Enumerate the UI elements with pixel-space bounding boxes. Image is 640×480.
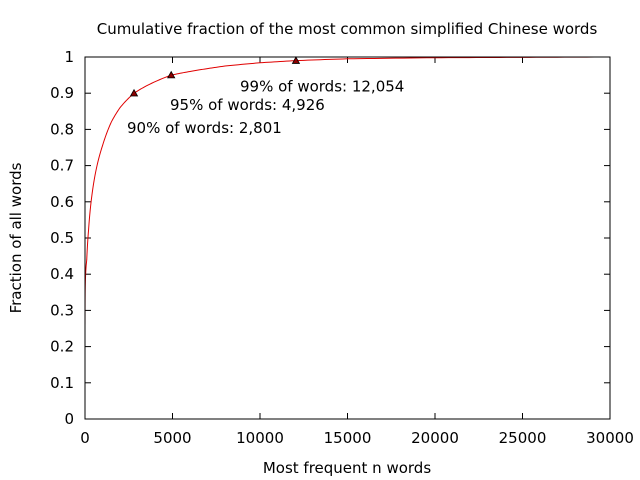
x-tick-label: 15000	[324, 429, 372, 447]
y-tick-label: 0.6	[50, 193, 74, 211]
data-marker	[167, 70, 176, 79]
chart-title: Cumulative fraction of the most common s…	[97, 20, 598, 38]
data-marker	[291, 56, 301, 64]
series-line	[84, 56, 611, 325]
marker-annotation: 99% of words: 12,054	[240, 78, 404, 96]
y-axis-title: Fraction of all words	[7, 162, 25, 313]
axes: 0 5000 10000 15000 20000 25000 30000 0 0.1 0.2 0.3…	[50, 48, 634, 447]
x-tick-label: 30000	[586, 429, 634, 447]
x-tick-label: 10000	[236, 429, 284, 447]
y-tick-label: 0.9	[50, 84, 74, 102]
y-tick-label: 0.3	[50, 301, 74, 319]
y-tick-label: 0.2	[50, 338, 74, 356]
data-marker	[129, 88, 139, 97]
x-tick-label: 0	[80, 429, 90, 447]
y-tick-label: 0.8	[50, 120, 74, 138]
marker-annotation: 95% of words: 4,926	[170, 96, 325, 114]
y-tick-label: 1	[64, 48, 74, 66]
marker-annotation: 90% of words: 2,801	[127, 119, 282, 137]
marker-layer: 90% of words: 2,801 95% of words: 4,92699…	[127, 56, 404, 137]
y-tick-label: 0.1	[50, 374, 74, 392]
x-axis-title: Most frequent n words	[263, 459, 431, 477]
y-tick-label: 0.4	[50, 265, 74, 283]
y-tick-label: 0.5	[50, 229, 74, 247]
y-tick-label: 0.7	[50, 157, 74, 175]
plot-frame	[84, 56, 611, 420]
y-tick-label: 0	[64, 410, 74, 428]
x-tick-label: 20000	[411, 429, 459, 447]
series-layer	[84, 56, 611, 325]
x-tick-label: 25000	[499, 429, 547, 447]
x-tick-label: 5000	[153, 429, 191, 447]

-=-=-

[Do this]
Render the rows above, from the row containing "429, 372, 447]" down to the final row, as a JSON list of strings with one string per line and blank lines omitted.

[Answer]
[
  "x-tick-label: 15000\t[324, 429, 372, 447]",
  "y-tick-label: 0.6\t[50, 193, 74, 211]",
  "data-marker\t[167, 70, 176, 79]",
  "chart-title: Cumulative fraction of the most common s…\t[97, 20, 598, 38]",
  "data-marker\t[291, 56, 301, 64]",
  "series-line\t[84, 56, 611, 325]",
  "marker-annotation: 99% of words: 12,054\t[240, 78, 404, 96]",
  "y-axis-title: Fraction of all words\t[7, 162, 25, 313]",
  "axes: 0 5000 10000 15000 20000 25000 30000 0 0.1 0.2 0.3…\t[50, 48, 634, 447]",
  "x-tick-label: 30000\t[586, 429, 634, 447]",
  "x-tick-label: 10000\t[236, 429, 284, 447]",
  "y-tick-label: 0.9\t[50, 84, 74, 102]",
  "y-tick-label: 0.3\t[50, 301, 74, 319]",
  "y-tick-label: 0.2\t[50, 338, 74, 356]",
  "data-marker\t[129, 88, 139, 97]",
  "x-tick-label: 0\t[80, 429, 90, 447]",
  "y-tick-label: 0.8\t[50, 120, 74, 138]",
  "marker-annotation: 95% of words: 4,926\t[170, 96, 325, 114]",
  "y-tick-label: 1\t[64, 48, 74, 66]",
  "marker-annotation: 90% of words: 2,801\t[127, 119, 282, 137]",
  "marker-layer: 90% of words: 2,801 95% of words: 4,92699…\t[127, 56, 404, 137]",
  "y-tick-label: 0.1\t[50, 374, 74, 392]",
  "x-axis-title: Most frequent n words\t[263, 459, 431, 477]",
  "y-tick-label: 0.4\t[50, 265, 74, 283]",
  "y-tick-label: 0.5\t[50, 229, 74, 247]",
  "y-tick-label: 0.7\t[50, 157, 74, 175]",
  "plot-frame\t[84, 56, 611, 420]",
  "y-tick-label: 0\t[64, 410, 74, 428]",
  "x-tick-label: 20000\t[411, 429, 459, 447]",
  "series-layer\t[84, 56, 611, 325]",
  "x-tick-label: 25000\t[499, 429, 547, 447]",
  "x-tick-label: 5000\t[153, 429, 191, 447]"
]